Data items
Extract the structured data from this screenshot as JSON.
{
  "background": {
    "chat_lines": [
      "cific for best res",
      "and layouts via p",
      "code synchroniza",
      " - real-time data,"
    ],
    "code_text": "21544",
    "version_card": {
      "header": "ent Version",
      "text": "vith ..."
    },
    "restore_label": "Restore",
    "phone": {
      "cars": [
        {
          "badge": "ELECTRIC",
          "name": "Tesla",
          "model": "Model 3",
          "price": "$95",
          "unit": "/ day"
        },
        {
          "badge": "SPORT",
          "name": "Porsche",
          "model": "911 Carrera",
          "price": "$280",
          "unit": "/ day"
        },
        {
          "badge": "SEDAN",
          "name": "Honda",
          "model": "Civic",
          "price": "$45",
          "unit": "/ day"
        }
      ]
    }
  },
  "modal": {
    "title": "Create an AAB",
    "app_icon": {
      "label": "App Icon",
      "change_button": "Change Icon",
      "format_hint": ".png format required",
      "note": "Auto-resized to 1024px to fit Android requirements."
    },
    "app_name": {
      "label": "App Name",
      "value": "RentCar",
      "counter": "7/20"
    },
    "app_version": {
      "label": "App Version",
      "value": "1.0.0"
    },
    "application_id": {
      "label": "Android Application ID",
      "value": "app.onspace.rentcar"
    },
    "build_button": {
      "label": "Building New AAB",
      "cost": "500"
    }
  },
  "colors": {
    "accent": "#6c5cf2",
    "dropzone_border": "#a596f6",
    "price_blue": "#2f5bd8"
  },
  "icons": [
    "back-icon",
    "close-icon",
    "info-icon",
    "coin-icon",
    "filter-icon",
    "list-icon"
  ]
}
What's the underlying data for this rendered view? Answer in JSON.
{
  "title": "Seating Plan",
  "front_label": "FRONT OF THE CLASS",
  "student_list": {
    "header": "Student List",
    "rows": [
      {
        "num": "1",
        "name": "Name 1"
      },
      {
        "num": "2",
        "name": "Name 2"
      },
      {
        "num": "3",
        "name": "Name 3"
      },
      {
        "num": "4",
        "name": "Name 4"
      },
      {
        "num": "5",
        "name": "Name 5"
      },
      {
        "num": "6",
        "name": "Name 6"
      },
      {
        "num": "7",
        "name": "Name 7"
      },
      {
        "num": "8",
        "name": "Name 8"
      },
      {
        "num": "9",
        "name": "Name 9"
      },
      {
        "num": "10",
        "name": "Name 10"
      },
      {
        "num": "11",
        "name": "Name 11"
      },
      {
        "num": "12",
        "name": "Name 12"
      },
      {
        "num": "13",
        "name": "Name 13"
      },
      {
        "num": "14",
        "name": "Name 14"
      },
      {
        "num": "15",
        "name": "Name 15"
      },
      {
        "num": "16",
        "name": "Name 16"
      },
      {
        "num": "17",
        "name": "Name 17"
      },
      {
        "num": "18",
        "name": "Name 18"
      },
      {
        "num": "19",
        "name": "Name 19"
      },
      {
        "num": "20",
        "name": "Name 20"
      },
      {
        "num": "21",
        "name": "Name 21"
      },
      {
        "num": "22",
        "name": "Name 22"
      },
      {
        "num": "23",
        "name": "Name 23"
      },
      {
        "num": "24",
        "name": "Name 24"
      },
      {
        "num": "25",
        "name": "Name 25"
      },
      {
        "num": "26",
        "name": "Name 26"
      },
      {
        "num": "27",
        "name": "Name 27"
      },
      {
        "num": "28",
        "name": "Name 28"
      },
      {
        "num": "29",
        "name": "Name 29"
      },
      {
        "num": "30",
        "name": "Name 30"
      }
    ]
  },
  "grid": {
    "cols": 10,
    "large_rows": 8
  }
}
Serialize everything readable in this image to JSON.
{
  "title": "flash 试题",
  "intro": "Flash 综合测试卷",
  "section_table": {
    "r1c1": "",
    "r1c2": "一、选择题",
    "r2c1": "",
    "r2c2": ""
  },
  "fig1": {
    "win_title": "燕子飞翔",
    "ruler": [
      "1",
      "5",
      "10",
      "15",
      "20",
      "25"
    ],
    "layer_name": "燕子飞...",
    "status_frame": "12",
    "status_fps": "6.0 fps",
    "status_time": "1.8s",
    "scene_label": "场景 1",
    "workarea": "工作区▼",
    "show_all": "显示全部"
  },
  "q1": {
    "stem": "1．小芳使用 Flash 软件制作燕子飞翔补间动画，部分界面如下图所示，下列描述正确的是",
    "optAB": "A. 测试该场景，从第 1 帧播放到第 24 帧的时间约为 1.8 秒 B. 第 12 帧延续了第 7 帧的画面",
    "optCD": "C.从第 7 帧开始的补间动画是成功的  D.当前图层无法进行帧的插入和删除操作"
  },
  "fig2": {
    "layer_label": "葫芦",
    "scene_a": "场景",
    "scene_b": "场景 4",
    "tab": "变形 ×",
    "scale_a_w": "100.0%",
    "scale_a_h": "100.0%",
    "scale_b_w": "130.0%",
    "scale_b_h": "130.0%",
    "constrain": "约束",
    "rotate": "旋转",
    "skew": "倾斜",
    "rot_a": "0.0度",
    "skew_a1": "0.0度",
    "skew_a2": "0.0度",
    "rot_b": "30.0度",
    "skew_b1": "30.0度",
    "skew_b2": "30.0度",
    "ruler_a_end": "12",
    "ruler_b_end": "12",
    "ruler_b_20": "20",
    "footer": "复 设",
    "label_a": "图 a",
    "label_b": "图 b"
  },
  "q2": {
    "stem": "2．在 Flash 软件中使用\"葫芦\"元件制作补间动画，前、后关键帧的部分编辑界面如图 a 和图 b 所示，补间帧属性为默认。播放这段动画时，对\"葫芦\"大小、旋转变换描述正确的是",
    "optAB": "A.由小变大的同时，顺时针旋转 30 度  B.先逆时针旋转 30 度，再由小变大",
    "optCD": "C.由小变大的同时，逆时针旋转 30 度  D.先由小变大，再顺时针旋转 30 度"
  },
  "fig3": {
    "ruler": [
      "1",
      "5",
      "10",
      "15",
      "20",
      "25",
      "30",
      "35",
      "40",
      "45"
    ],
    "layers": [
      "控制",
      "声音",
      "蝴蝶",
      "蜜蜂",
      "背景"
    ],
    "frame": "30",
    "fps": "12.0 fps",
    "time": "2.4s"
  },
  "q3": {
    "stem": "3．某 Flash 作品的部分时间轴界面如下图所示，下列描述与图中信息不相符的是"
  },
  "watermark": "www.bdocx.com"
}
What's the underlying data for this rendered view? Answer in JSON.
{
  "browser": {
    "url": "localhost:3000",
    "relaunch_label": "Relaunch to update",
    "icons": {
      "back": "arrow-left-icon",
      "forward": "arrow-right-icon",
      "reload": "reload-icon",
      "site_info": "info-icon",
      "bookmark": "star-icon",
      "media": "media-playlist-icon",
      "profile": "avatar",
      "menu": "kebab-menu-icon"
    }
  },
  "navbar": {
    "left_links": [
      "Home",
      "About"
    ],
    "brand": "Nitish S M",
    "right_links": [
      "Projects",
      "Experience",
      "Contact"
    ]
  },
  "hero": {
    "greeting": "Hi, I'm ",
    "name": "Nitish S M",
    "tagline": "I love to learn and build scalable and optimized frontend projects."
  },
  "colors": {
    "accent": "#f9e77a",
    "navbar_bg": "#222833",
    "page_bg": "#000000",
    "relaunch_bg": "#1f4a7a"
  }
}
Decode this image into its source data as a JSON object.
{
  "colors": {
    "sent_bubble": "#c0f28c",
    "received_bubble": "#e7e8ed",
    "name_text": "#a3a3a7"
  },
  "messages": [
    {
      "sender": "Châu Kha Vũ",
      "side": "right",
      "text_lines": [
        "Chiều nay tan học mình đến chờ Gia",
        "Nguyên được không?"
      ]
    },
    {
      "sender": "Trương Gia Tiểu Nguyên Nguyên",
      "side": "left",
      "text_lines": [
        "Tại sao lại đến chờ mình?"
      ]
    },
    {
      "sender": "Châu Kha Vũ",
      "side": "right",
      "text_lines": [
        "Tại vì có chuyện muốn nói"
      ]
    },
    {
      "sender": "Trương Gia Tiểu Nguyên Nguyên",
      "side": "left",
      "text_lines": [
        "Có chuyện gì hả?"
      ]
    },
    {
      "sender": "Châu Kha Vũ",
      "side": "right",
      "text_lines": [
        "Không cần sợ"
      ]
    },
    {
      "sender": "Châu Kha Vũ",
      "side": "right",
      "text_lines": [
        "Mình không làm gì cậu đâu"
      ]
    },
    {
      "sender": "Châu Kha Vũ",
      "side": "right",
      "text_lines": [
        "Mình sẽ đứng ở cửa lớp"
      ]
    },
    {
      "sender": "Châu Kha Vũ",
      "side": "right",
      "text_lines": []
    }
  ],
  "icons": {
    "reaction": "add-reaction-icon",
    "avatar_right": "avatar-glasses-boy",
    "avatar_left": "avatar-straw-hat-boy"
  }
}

**STATED EXERCISE**
Looking at the listing above, count the lines that contain "stem" and give nothing but the number.

**RESULT OF THIS TASK**
3